■ **The task**
Write out the data again exactly, skipping every picture.

■ **Extracted data**
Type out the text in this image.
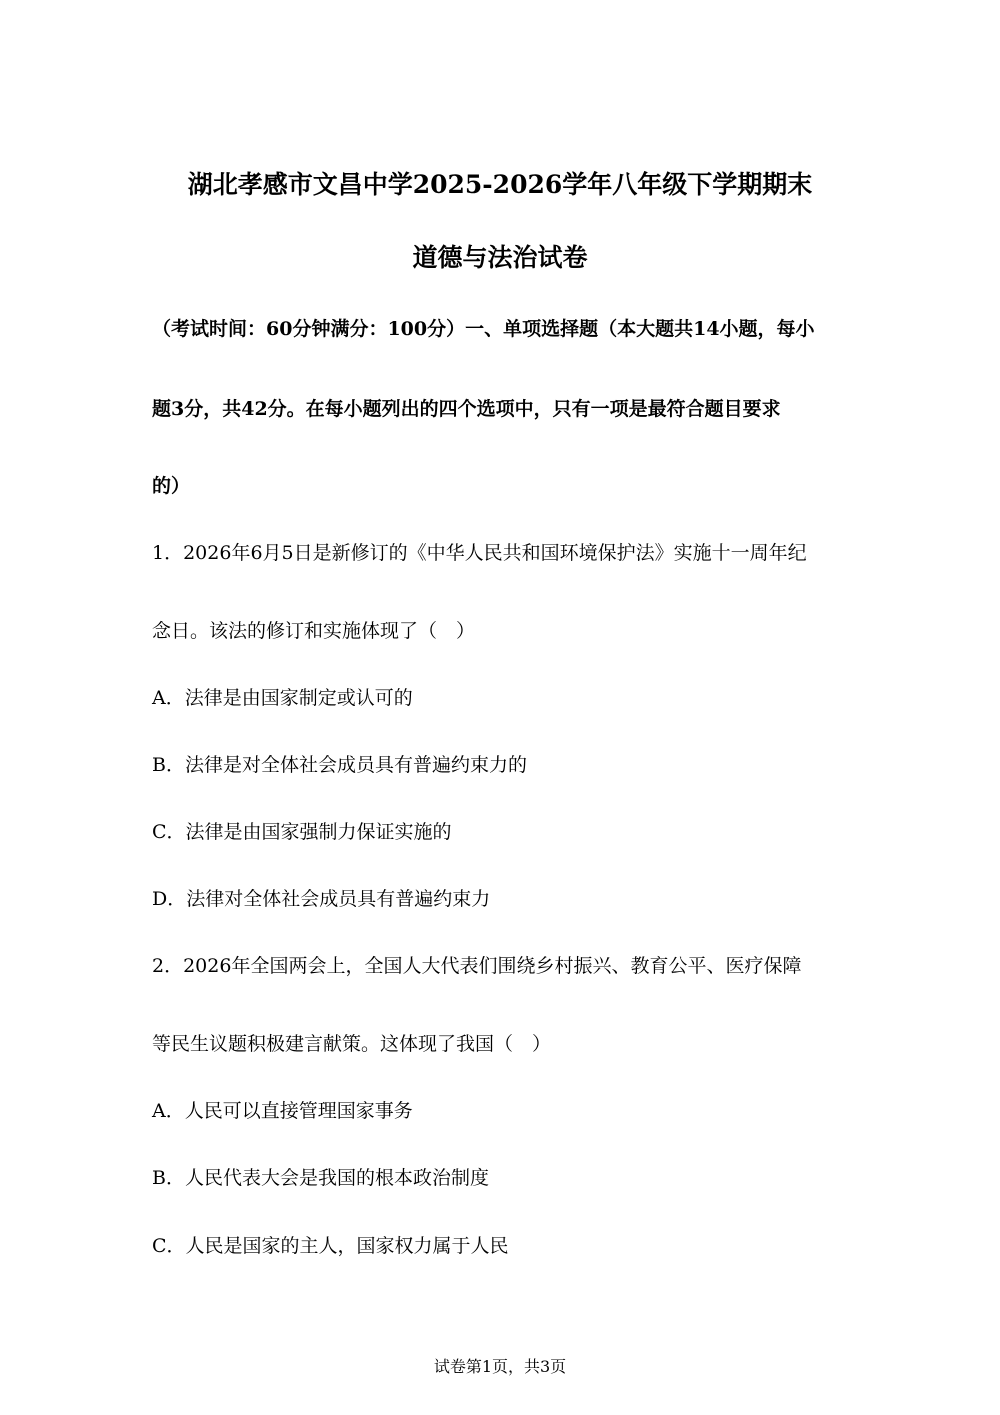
湖北孝感市文昌中学2025-2026学年八年级下学期期末
道德与法治试卷
（考试时间：60分钟满分：100分）一、单项选择题（本大题共14小题，每小
题3分，共42分。在每小题列出的四个选项中，只有一项是最符合题目要求
的）
1．2026年6月5日是新修订的《中华人民共和国环境保护法》实施十一周年纪
念日。该法的修订和实施体现了（　）
A．法律是由国家制定或认可的
B．法律是对全体社会成员具有普遍约束力的
C．法律是由国家强制力保证实施的
D．法律对全体社会成员具有普遍约束力
2．2026年全国两会上，全国人大代表们围绕乡村振兴、教育公平、医疗保障
等民生议题积极建言献策。这体现了我国（　）
A．人民可以直接管理国家事务
B．人民代表大会是我国的根本政治制度
C．人民是国家的主人，国家权力属于人民
试卷第1页，共3页
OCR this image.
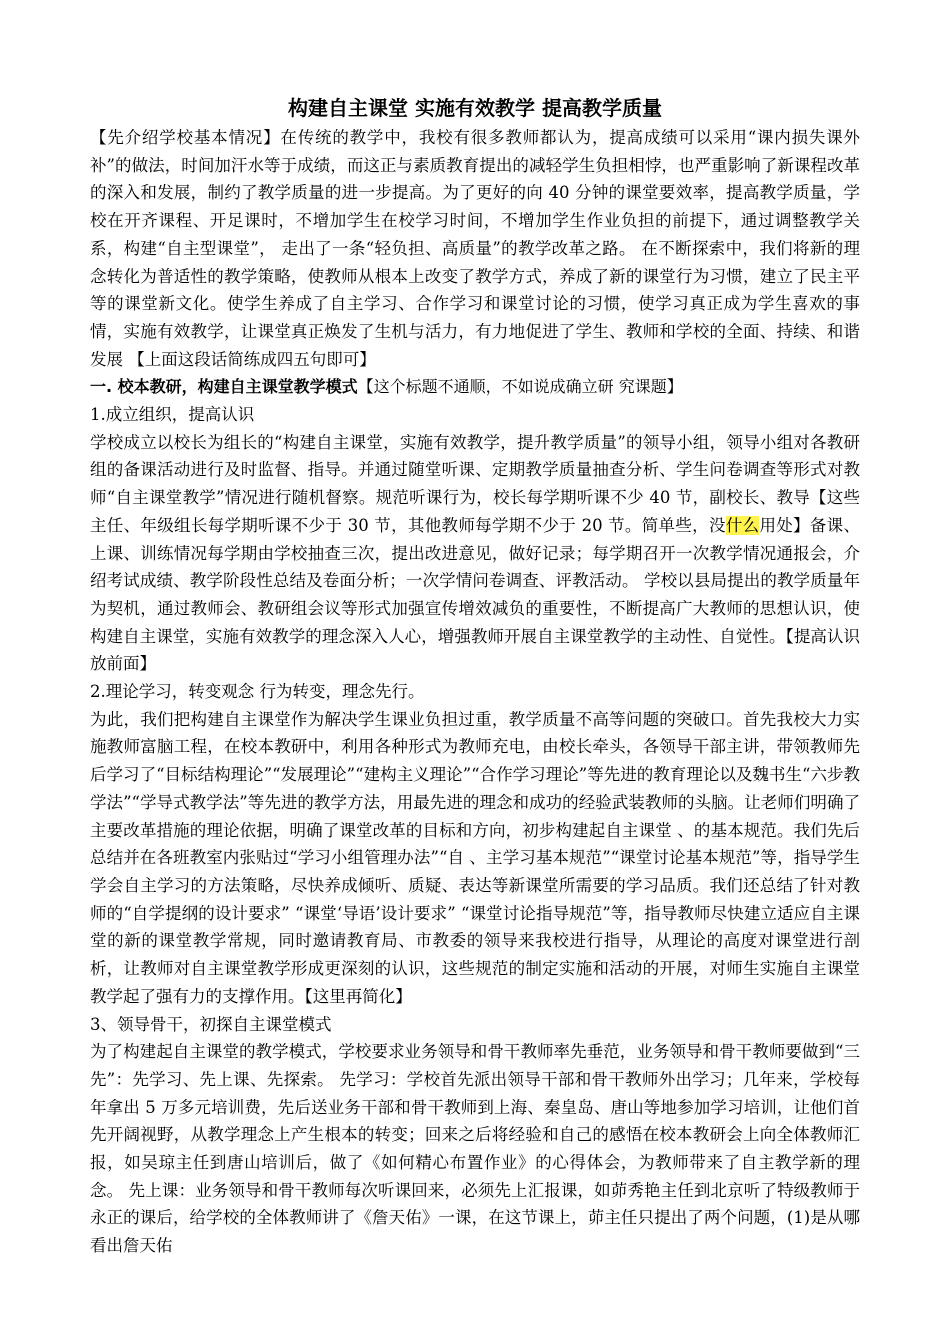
构建自主课堂 实施有效教学 提高教学质量

【先介绍学校基本情况】在传统的教学中，我校有很多教师都认为，提高成绩可以采用“课内损失课外补”的做法，时间加汗水等于成绩，而这正与素质教育提出的减轻学生负担相悖，也严重影响了新课程改革的深入和发展，制约了教学质量的进一步提高。为了更好的向 40 分钟的课堂要效率，提高教学质量，学校在开齐课程、开足课时，不增加学生在校学习时间，不增加学生作业负担的前提下，通过调整教学关系，构建“自主型课堂”， 走出了一条“轻负担、高质量”的教学改革之路。 在不断探索中，我们将新的理念转化为普适性的教学策略，使教师从根本上改变了教学方式，养成了新的课堂行为习惯，建立了民主平等的课堂新文化。使学生养成了自主学习、合作学习和课堂讨论的习惯，使学习真正成为学生喜欢的事情，实施有效教学，让课堂真正焕发了生机与活力，有力地促进了学生、教师和学校的全面、持续、和谐发展 【上面这段话简练成四五句即可】

一. 校本教研，构建自主课堂教学模式【这个标题不通顺，不如说成确立研 究课题】

1.成立组织，提高认识

学校成立以校长为组长的“构建自主课堂，实施有效教学，提升教学质量”的领导小组，领导小组对各教研组的备课活动进行及时监督、指导。并通过随堂听课、定期教学质量抽查分析、学生问卷调查等形式对教师“自主课堂教学”情况进行随机督察。规范听课行为，校长每学期听课不少 40 节，副校长、教导【这些主任、年级组长每学期听课不少于 30 节，其他教师每学期不少于 20 节。简单些，没什么用处】备课、上课、训练情况每学期由学校抽查三次，提出改进意见，做好记录；每学期召开一次教学情况通报会，介绍考试成绩、教学阶段性总结及卷面分析；一次学情问卷调查、评教活动。 学校以县局提出的教学质量年为契机，通过教师会、教研组会议等形式加强宣传增效减负的重要性，不断提高广大教师的思想认识，使构建自主课堂，实施有效教学的理念深入人心，增强教师开展自主课堂教学的主动性、自觉性。【提高认识放前面】

2.理论学习，转变观念 行为转变，理念先行。

为此，我们把构建自主课堂作为解决学生课业负担过重，教学质量不高等问题的突破口。首先我校大力实施教师富脑工程，在校本教研中，利用各种形式为教师充电，由校长牵头，各领导干部主讲，带领教师先后学习了“目标结构理论”“发展理论”“建构主义理论”“合作学习理论”等先进的教育理论以及魏书生“六步教学法”“学导式教学法”等先进的教学方法，用最先进的理念和成功的经验武装教师的头脑。让老师们明确了主要改革措施的理论依据，明确了课堂改革的目标和方向，初步构建起自主课堂 、的基本规范。我们先后总结并在各班教室内张贴过“学习小组管理办法”“自 、主学习基本规范”“课堂讨论基本规范”等，指导学生学会自主学习的方法策略，尽快养成倾听、质疑、表达等新课堂所需要的学习品质。我们还总结了针对教师的“自学提纲的设计要求” “课堂‘导语’设计要求” “课堂讨论指导规范”等，指导教师尽快建立适应自主课堂的新的课堂教学常规，同时邀请教育局、市教委的领导来我校进行指导，从理论的高度对课堂进行剖析，让教师对自主课堂教学形成更深刻的认识，这些规范的制定实施和活动的开展，对师生实施自主课堂教学起了强有力的支撑作用。【这里再简化】

3、领导骨干，初探自主课堂模式

为了构建起自主课堂的教学模式，学校要求业务领导和骨干教师率先垂范，业务领导和骨干教师要做到“三先”：先学习、先上课、先探索。 先学习：学校首先派出领导干部和骨干教师外出学习；几年来，学校每年拿出 5 万多元培训费，先后送业务干部和骨干教师到上海、秦皇岛、唐山等地参加学习培训，让他们首先开阔视野，从教学理念上产生根本的转变；回来之后将经验和自己的感悟在校本教研会上向全体教师汇报，如吴琼主任到唐山培训后，做了《如何精心布置作业》的心得体会，为教师带来了自主教学新的理念。 先上课：业务领导和骨干教师每次听课回来，必须先上汇报课，如茆秀艳主任到北京听了特级教师于永正的课后，给学校的全体教师讲了《詹天佑》一课，在这节课上，茆主任只提出了两个问题，(1)是从哪看出詹天佑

■ **Expected answer**
Type out the text in this image.
湖北孝感市文昌中学2025-2026学年八年级下学期期末
道德与法治试卷
（考试时间：60分钟满分：100分）一、单项选择题（本大题共14小题，每小
题3分，共42分。在每小题列出的四个选项中，只有一项是最符合题目要求
的）
1．2026年6月5日是新修订的《中华人民共和国环境保护法》实施十一周年纪
念日。该法的修订和实施体现了（　）
A．法律是由国家制定或认可的
B．法律是对全体社会成员具有普遍约束力的
C．法律是由国家强制力保证实施的
D．法律对全体社会成员具有普遍约束力
2．2026年全国两会上，全国人大代表们围绕乡村振兴、教育公平、医疗保障
等民生议题积极建言献策。这体现了我国（　）
A．人民可以直接管理国家事务
B．人民代表大会是我国的根本政治制度
C．人民是国家的主人，国家权力属于人民
试卷第1页，共3页
OCR this image.
构建自主课堂 实施有效教学 提高教学质量

【先介绍学校基本情况】在传统的教学中，我校有很多教师都认为，提高成绩可以采用“课内损失课外补”的做法，时间加汗水等于成绩，而这正与素质教育提出的减轻学生负担相悖，也严重影响了新课程改革的深入和发展，制约了教学质量的进一步提高。为了更好的向 40 分钟的课堂要效率，提高教学质量，学校在开齐课程、开足课时，不增加学生在校学习时间，不增加学生作业负担的前提下，通过调整教学关系，构建“自主型课堂”， 走出了一条“轻负担、高质量”的教学改革之路。 在不断探索中，我们将新的理念转化为普适性的教学策略，使教师从根本上改变了教学方式，养成了新的课堂行为习惯，建立了民主平等的课堂新文化。使学生养成了自主学习、合作学习和课堂讨论的习惯，使学习真正成为学生喜欢的事情，实施有效教学，让课堂真正焕发了生机与活力，有力地促进了学生、教师和学校的全面、持续、和谐发展 【上面这段话简练成四五句即可】

一. 校本教研，构建自主课堂教学模式【这个标题不通顺，不如说成确立研 究课题】

1.成立组织，提高认识

学校成立以校长为组长的“构建自主课堂，实施有效教学，提升教学质量”的领导小组，领导小组对各教研组的备课活动进行及时监督、指导。并通过随堂听课、定期教学质量抽查分析、学生问卷调查等形式对教师“自主课堂教学”情况进行随机督察。规范听课行为，校长每学期听课不少 40 节，副校长、教导【这些主任、年级组长每学期听课不少于 30 节，其他教师每学期不少于 20 节。简单些，没什么用处】备课、上课、训练情况每学期由学校抽查三次，提出改进意见，做好记录；每学期召开一次教学情况通报会，介绍考试成绩、教学阶段性总结及卷面分析；一次学情问卷调查、评教活动。 学校以县局提出的教学质量年为契机，通过教师会、教研组会议等形式加强宣传增效减负的重要性，不断提高广大教师的思想认识，使构建自主课堂，实施有效教学的理念深入人心，增强教师开展自主课堂教学的主动性、自觉性。【提高认识放前面】

2.理论学习，转变观念 行为转变，理念先行。

为此，我们把构建自主课堂作为解决学生课业负担过重，教学质量不高等问题的突破口。首先我校大力实施教师富脑工程，在校本教研中，利用各种形式为教师充电，由校长牵头，各领导干部主讲，带领教师先后学习了“目标结构理论”“发展理论”“建构主义理论”“合作学习理论”等先进的教育理论以及魏书生“六步教学法”“学导式教学法”等先进的教学方法，用最先进的理念和成功的经验武装教师的头脑。让老师们明确了主要改革措施的理论依据，明确了课堂改革的目标和方向，初步构建起自主课堂 、的基本规范。我们先后总结并在各班教室内张贴过“学习小组管理办法”“自 、主学习基本规范”“课堂讨论基本规范”等，指导学生学会自主学习的方法策略，尽快养成倾听、质疑、表达等新课堂所需要的学习品质。我们还总结了针对教师的“自学提纲的设计要求” “课堂‘导语’设计要求” “课堂讨论指导规范”等，指导教师尽快建立适应自主课堂的新的课堂教学常规，同时邀请教育局、市教委的领导来我校进行指导，从理论的高度对课堂进行剖析，让教师对自主课堂教学形成更深刻的认识，这些规范的制定实施和活动的开展，对师生实施自主课堂教学起了强有力的支撑作用。【这里再简化】

3、领导骨干，初探自主课堂模式

为了构建起自主课堂的教学模式，学校要求业务领导和骨干教师率先垂范，业务领导和骨干教师要做到“三先”：先学习、先上课、先探索。 先学习：学校首先派出领导干部和骨干教师外出学习；几年来，学校每年拿出 5 万多元培训费，先后送业务干部和骨干教师到上海、秦皇岛、唐山等地参加学习培训，让他们首先开阔视野，从教学理念上产生根本的转变；回来之后将经验和自己的感悟在校本教研会上向全体教师汇报，如吴琼主任到唐山培训后，做了《如何精心布置作业》的心得体会，为教师带来了自主教学新的理念。 先上课：业务领导和骨干教师每次听课回来，必须先上汇报课，如茆秀艳主任到北京听了特级教师于永正的课后，给学校的全体教师讲了《詹天佑》一课，在这节课上，茆主任只提出了两个问题，(1)是从哪看出詹天佑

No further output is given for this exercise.